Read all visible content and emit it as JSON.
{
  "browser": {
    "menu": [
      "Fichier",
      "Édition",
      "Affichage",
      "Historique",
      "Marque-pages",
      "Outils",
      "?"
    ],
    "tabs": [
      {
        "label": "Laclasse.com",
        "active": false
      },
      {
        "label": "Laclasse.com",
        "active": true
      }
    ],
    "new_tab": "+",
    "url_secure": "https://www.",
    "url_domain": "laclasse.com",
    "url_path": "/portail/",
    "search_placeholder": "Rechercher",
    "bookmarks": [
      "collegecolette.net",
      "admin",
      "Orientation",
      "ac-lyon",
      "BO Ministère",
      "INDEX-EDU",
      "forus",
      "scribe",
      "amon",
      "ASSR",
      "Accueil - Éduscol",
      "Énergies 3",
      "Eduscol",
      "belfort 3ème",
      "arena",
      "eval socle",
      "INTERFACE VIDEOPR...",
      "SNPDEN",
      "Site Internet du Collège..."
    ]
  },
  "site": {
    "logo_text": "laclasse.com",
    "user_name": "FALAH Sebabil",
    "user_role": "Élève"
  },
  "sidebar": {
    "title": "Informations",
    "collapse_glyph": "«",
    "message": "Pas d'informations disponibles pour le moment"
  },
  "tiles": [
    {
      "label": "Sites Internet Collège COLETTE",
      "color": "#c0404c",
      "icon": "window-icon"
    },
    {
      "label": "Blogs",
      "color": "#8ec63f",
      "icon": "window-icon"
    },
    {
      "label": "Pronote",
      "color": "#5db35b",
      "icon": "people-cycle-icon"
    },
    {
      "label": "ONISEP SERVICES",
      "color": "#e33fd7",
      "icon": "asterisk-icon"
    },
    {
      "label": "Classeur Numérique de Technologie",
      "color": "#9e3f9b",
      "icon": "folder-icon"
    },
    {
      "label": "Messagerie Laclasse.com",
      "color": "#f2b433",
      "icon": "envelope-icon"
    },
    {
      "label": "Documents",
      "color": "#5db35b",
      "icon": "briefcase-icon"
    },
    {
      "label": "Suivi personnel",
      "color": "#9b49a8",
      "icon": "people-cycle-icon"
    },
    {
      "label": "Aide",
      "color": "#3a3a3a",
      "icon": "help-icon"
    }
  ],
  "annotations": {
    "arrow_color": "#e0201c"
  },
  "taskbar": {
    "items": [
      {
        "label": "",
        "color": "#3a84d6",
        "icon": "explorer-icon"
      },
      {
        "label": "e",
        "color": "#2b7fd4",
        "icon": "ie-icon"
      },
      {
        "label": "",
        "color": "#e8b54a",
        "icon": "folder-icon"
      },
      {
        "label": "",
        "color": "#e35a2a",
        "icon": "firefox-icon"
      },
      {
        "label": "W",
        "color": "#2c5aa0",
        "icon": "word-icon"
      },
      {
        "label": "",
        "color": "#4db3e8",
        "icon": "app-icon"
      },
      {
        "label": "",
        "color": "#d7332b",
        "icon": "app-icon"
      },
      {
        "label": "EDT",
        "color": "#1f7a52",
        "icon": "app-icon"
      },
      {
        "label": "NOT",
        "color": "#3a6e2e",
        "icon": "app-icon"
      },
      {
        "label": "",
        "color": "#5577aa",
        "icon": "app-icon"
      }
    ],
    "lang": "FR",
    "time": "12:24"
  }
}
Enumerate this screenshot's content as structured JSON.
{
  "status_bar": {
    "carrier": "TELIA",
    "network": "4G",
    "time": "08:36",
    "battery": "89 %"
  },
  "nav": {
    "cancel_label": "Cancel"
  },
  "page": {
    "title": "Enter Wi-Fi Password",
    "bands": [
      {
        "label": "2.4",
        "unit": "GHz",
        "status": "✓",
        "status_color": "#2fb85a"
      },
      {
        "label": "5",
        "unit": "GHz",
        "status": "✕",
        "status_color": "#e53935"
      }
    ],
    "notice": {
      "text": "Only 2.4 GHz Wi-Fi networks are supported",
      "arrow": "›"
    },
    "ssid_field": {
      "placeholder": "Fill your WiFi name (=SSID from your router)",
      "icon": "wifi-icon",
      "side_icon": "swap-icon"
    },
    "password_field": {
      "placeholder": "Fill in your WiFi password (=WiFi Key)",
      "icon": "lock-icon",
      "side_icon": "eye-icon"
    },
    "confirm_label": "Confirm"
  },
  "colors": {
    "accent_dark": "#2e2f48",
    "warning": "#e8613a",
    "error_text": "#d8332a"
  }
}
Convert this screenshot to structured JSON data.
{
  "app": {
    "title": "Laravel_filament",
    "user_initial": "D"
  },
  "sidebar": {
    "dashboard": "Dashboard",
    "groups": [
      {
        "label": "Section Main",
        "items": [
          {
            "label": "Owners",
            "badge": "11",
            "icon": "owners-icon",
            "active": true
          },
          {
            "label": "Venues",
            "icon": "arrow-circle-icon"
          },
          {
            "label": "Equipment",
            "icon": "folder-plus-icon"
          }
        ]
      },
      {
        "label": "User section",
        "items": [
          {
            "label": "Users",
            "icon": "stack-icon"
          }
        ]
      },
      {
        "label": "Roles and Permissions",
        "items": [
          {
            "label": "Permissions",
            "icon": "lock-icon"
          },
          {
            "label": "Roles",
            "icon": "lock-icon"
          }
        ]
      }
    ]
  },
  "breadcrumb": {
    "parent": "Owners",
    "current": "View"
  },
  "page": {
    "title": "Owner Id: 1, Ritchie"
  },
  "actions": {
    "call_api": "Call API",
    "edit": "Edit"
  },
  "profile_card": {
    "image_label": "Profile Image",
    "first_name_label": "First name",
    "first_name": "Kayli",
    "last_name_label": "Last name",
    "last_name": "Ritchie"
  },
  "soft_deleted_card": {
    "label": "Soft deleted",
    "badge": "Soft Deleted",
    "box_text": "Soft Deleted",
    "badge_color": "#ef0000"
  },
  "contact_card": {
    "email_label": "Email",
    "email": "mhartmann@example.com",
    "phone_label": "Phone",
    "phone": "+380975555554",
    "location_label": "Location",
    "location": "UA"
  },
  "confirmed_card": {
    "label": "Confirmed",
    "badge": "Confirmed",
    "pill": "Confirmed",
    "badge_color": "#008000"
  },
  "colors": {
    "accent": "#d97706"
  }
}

##########

Extract the data exactly as given.

● TASK RESPONSE
Read all visible content and emit it as JSON.
{
  "browser": {
    "menu": [
      "Fichier",
      "Édition",
      "Affichage",
      "Historique",
      "Marque-pages",
      "Outils",
      "?"
    ],
    "tabs": [
      {
        "label": "Laclasse.com",
        "active": false
      },
      {
        "label": "Laclasse.com",
        "active": true
      }
    ],
    "new_tab": "+",
    "url_secure": "https://www.",
    "url_domain": "laclasse.com",
    "url_path": "/portail/",
    "search_placeholder": "Rechercher",
    "bookmarks": [
      "collegecolette.net",
      "admin",
      "Orientation",
      "ac-lyon",
      "BO Ministère",
      "INDEX-EDU",
      "forus",
      "scribe",
      "amon",
      "ASSR",
      "Accueil - Éduscol",
      "Énergies 3",
      "Eduscol",
      "belfort 3ème",
      "arena",
      "eval socle",
      "INTERFACE VIDEOPR...",
      "SNPDEN",
      "Site Internet du Collège..."
    ]
  },
  "site": {
    "logo_text": "laclasse.com",
    "user_name": "FALAH Sebabil",
    "user_role": "Élève"
  },
  "sidebar": {
    "title": "Informations",
    "collapse_glyph": "«",
    "message": "Pas d'informations disponibles pour le moment"
  },
  "tiles": [
    {
      "label": "Sites Internet Collège COLETTE",
      "color": "#c0404c",
      "icon": "window-icon"
    },
    {
      "label": "Blogs",
      "color": "#8ec63f",
      "icon": "window-icon"
    },
    {
      "label": "Pronote",
      "color": "#5db35b",
      "icon": "people-cycle-icon"
    },
    {
      "label": "ONISEP SERVICES",
      "color": "#e33fd7",
      "icon": "asterisk-icon"
    },
    {
      "label": "Classeur Numérique de Technologie",
      "color": "#9e3f9b",
      "icon": "folder-icon"
    },
    {
      "label": "Messagerie Laclasse.com",
      "color": "#f2b433",
      "icon": "envelope-icon"
    },
    {
      "label": "Documents",
      "color": "#5db35b",
      "icon": "briefcase-icon"
    },
    {
      "label": "Suivi personnel",
      "color": "#9b49a8",
      "icon": "people-cycle-icon"
    },
    {
      "label": "Aide",
      "color": "#3a3a3a",
      "icon": "help-icon"
    }
  ],
  "annotations": {
    "arrow_color": "#e0201c"
  },
  "taskbar": {
    "items": [
      {
        "label": "",
        "color": "#3a84d6",
        "icon": "explorer-icon"
      },
      {
        "label": "e",
        "color": "#2b7fd4",
        "icon": "ie-icon"
      },
      {
        "label": "",
        "color": "#e8b54a",
        "icon": "folder-icon"
      },
      {
        "label": "",
        "color": "#e35a2a",
        "icon": "firefox-icon"
      },
      {
        "label": "W",
        "color": "#2c5aa0",
        "icon": "word-icon"
      },
      {
        "label": "",
        "color": "#4db3e8",
        "icon": "app-icon"
      },
      {
        "label": "",
        "color": "#d7332b",
        "icon": "app-icon"
      },
      {
        "label": "EDT",
        "color": "#1f7a52",
        "icon": "app-icon"
      },
      {
        "label": "NOT",
        "color": "#3a6e2e",
        "icon": "app-icon"
      },
      {
        "label": "",
        "color": "#5577aa",
        "icon": "app-icon"
      }
    ],
    "lang": "FR",
    "time": "12:24"
  }
}
Enumerate this screenshot's content as structured JSON.
{
  "status_bar": {
    "carrier": "TELIA",
    "network": "4G",
    "time": "08:36",
    "battery": "89 %"
  },
  "nav": {
    "cancel_label": "Cancel"
  },
  "page": {
    "title": "Enter Wi-Fi Password",
    "bands": [
      {
        "label": "2.4",
        "unit": "GHz",
        "status": "✓",
        "status_color": "#2fb85a"
      },
      {
        "label": "5",
        "unit": "GHz",
        "status": "✕",
        "status_color": "#e53935"
      }
    ],
    "notice": {
      "text": "Only 2.4 GHz Wi-Fi networks are supported",
      "arrow": "›"
    },
    "ssid_field": {
      "placeholder": "Fill your WiFi name (=SSID from your router)",
      "icon": "wifi-icon",
      "side_icon": "swap-icon"
    },
    "password_field": {
      "placeholder": "Fill in your WiFi password (=WiFi Key)",
      "icon": "lock-icon",
      "side_icon": "eye-icon"
    },
    "confirm_label": "Confirm"
  },
  "colors": {
    "accent_dark": "#2e2f48",
    "warning": "#e8613a",
    "error_text": "#d8332a"
  }
}
Convert this screenshot to structured JSON data.
{
  "app": {
    "title": "Laravel_filament",
    "user_initial": "D"
  },
  "sidebar": {
    "dashboard": "Dashboard",
    "groups": [
      {
        "label": "Section Main",
        "items": [
          {
            "label": "Owners",
            "badge": "11",
            "icon": "owners-icon",
            "active": true
          },
          {
            "label": "Venues",
            "icon": "arrow-circle-icon"
          },
          {
            "label": "Equipment",
            "icon": "folder-plus-icon"
          }
        ]
      },
      {
        "label": "User section",
        "items": [
          {
            "label": "Users",
            "icon": "stack-icon"
          }
        ]
      },
      {
        "label": "Roles and Permissions",
        "items": [
          {
            "label": "Permissions",
            "icon": "lock-icon"
          },
          {
            "label": "Roles",
            "icon": "lock-icon"
          }
        ]
      }
    ]
  },
  "breadcrumb": {
    "parent": "Owners",
    "current": "View"
  },
  "page": {
    "title": "Owner Id: 1, Ritchie"
  },
  "actions": {
    "call_api": "Call API",
    "edit": "Edit"
  },
  "profile_card": {
    "image_label": "Profile Image",
    "first_name_label": "First name",
    "first_name": "Kayli",
    "last_name_label": "Last name",
    "last_name": "Ritchie"
  },
  "soft_deleted_card": {
    "label": "Soft deleted",
    "badge": "Soft Deleted",
    "box_text": "Soft Deleted",
    "badge_color": "#ef0000"
  },
  "contact_card": {
    "email_label": "Email",
    "email": "mhartmann@example.com",
    "phone_label": "Phone",
    "phone": "+380975555554",
    "location_label": "Location",
    "location": "UA"
  },
  "confirmed_card": {
    "label": "Confirmed",
    "badge": "Confirmed",
    "pill": "Confirmed",
    "badge_color": "#008000"
  },
  "colors": {
    "accent": "#d97706"
  }
}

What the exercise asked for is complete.